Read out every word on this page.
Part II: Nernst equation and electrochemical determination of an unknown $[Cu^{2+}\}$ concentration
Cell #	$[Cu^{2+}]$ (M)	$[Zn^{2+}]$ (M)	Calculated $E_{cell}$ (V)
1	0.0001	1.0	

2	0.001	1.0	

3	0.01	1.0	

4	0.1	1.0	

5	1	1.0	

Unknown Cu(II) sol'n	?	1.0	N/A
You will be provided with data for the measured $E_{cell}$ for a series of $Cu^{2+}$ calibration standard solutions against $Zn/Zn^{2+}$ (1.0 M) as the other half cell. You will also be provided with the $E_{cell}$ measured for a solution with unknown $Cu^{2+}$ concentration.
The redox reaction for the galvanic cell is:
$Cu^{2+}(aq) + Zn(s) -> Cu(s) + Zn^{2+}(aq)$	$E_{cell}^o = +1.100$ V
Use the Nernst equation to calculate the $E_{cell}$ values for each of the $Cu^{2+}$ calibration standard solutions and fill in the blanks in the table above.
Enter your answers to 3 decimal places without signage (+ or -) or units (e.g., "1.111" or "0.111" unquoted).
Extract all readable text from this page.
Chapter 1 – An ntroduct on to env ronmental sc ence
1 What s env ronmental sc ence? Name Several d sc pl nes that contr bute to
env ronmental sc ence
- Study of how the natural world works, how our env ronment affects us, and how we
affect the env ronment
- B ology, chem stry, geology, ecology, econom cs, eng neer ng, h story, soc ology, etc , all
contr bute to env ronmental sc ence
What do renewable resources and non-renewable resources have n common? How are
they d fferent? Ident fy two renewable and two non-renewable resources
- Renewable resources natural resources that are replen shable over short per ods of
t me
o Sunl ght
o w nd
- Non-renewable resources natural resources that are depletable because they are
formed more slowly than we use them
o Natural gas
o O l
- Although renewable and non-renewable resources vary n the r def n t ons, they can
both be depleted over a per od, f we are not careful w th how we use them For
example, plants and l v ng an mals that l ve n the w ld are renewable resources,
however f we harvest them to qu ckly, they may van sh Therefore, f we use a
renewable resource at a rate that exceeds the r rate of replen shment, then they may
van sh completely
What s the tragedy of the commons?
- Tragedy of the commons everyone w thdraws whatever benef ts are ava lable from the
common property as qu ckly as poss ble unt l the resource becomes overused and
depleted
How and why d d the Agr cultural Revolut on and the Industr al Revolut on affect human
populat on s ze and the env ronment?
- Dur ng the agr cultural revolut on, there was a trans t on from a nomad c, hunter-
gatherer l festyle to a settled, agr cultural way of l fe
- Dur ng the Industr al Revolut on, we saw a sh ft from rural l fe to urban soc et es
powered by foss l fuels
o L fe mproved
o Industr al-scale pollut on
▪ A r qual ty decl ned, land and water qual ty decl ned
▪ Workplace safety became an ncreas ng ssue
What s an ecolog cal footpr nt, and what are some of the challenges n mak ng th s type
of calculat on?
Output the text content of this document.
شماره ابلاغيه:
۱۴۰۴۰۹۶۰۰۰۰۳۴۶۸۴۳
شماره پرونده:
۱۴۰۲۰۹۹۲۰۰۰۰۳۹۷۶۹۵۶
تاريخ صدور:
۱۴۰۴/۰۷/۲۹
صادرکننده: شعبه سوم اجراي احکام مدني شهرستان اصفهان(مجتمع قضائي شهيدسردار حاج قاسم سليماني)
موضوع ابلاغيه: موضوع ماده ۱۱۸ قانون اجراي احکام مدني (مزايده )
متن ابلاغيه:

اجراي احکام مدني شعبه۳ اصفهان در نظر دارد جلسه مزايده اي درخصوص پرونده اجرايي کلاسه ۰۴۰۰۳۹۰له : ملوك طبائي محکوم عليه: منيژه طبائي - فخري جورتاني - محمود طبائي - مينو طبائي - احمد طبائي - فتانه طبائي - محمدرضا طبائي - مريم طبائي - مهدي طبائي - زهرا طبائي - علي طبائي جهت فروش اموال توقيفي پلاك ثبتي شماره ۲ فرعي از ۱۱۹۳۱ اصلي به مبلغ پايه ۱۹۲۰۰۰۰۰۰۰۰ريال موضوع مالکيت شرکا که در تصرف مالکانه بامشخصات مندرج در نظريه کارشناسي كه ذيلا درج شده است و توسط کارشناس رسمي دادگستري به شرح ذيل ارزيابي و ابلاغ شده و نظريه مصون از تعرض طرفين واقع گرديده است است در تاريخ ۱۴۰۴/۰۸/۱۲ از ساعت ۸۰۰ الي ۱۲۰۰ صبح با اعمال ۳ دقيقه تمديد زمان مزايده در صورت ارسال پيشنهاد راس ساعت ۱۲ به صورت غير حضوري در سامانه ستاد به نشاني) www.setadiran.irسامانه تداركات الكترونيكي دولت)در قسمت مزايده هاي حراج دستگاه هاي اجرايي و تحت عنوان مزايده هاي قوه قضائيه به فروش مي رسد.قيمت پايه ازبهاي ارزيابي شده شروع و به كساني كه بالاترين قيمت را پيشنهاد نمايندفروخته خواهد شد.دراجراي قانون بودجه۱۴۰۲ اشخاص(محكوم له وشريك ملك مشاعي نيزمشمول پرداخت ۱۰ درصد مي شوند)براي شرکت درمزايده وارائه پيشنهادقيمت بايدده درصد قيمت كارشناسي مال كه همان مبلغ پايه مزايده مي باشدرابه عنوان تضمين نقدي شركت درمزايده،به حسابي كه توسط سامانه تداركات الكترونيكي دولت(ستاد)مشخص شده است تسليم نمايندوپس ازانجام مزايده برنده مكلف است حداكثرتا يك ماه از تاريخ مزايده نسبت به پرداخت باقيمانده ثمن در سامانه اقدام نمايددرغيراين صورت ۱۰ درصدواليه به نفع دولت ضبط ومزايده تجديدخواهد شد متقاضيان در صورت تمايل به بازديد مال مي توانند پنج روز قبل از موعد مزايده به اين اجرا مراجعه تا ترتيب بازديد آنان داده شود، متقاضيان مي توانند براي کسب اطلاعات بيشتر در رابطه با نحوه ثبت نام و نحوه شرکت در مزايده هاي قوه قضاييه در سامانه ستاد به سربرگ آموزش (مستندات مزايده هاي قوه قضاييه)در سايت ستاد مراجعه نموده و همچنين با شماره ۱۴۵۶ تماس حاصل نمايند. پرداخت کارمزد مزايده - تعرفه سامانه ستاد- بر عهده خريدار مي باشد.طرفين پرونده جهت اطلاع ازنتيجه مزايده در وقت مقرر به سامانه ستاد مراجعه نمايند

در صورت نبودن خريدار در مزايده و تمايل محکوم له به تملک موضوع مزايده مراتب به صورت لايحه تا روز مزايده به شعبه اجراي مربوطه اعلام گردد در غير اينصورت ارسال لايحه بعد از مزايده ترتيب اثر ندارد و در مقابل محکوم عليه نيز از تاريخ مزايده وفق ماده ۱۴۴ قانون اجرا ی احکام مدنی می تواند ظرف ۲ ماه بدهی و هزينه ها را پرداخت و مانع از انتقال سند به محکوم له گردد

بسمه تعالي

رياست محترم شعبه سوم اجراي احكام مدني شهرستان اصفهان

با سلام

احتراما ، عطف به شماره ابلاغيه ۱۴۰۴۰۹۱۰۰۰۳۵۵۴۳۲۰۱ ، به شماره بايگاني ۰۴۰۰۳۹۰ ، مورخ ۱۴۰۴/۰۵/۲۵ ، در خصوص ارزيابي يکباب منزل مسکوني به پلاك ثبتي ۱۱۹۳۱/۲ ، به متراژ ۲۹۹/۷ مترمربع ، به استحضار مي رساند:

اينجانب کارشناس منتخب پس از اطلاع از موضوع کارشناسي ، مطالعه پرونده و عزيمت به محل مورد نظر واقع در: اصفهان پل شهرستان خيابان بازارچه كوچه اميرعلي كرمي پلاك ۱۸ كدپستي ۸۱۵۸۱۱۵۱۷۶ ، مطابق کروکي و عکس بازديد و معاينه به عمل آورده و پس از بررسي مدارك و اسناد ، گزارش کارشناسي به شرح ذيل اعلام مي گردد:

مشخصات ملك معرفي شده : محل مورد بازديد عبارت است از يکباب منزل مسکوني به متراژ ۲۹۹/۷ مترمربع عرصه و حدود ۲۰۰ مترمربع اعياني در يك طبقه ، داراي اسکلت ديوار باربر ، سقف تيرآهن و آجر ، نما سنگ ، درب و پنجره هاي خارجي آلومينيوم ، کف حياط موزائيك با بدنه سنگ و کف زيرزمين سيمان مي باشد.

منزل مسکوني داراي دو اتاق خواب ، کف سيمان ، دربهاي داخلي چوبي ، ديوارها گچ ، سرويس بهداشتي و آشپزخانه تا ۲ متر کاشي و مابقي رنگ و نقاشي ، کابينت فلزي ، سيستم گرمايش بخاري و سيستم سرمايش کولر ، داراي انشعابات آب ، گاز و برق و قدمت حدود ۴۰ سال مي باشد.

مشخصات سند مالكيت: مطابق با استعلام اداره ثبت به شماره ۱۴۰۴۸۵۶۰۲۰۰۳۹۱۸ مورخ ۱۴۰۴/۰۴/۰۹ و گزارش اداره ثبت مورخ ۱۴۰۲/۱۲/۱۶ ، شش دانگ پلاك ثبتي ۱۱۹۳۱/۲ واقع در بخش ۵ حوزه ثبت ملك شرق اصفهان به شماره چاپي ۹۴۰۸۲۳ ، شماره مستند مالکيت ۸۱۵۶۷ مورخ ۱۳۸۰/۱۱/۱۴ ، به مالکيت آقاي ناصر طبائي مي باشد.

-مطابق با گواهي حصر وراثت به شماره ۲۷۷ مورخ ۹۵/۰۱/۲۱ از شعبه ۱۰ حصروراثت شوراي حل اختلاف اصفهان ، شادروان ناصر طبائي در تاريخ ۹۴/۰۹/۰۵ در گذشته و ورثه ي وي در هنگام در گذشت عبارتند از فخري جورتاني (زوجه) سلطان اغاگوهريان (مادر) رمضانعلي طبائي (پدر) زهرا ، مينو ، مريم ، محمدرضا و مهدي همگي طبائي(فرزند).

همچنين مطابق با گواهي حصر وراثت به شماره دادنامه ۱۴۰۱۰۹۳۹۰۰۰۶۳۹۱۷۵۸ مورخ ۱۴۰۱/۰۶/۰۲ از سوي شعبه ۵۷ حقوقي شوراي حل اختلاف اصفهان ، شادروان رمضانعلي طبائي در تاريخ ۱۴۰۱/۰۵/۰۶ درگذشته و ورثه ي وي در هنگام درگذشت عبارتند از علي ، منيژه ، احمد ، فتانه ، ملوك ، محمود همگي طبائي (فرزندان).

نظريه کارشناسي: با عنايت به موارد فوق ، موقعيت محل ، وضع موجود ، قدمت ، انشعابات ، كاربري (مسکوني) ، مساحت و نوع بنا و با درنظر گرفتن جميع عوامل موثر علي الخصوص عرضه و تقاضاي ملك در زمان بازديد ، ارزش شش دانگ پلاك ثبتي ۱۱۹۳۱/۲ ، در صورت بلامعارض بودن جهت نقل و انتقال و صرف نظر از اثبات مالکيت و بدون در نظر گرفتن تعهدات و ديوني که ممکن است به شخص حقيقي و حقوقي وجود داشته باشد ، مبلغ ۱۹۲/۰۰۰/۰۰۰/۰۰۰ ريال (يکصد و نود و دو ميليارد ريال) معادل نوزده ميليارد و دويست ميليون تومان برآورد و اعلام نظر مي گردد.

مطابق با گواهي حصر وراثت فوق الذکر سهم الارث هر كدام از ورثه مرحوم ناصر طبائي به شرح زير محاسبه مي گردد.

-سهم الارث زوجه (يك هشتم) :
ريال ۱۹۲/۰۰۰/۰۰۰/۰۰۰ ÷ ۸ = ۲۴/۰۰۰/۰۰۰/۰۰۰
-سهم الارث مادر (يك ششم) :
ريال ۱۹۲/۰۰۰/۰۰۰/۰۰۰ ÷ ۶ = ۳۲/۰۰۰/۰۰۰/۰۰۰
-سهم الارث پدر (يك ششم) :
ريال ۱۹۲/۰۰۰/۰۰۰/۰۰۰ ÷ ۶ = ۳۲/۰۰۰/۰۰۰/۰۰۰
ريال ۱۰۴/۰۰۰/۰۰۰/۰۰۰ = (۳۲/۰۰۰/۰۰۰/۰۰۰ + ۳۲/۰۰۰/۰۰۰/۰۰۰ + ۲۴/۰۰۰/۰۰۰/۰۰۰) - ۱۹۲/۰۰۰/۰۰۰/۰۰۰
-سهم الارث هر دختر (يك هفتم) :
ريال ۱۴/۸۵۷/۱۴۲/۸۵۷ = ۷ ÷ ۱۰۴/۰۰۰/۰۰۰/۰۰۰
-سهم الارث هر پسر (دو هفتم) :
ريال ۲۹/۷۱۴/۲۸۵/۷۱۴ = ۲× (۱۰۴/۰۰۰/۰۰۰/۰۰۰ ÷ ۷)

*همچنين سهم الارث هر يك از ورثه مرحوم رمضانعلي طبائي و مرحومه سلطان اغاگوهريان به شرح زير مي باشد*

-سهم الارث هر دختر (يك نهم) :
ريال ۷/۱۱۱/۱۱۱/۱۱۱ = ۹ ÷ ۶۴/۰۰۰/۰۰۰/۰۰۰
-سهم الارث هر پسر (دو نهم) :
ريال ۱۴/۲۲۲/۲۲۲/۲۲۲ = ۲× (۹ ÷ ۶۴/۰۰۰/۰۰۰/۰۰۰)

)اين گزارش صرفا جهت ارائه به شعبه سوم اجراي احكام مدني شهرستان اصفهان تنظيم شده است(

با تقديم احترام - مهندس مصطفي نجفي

########################################

-- Task requirements --
In the material above, find each line that contains the word "commons", and select it.

-- Solution for this exercise --
What s the tragedy of the commons?
- Tragedy of the commons everyone w thdraws whatever benef ts are ava lable from the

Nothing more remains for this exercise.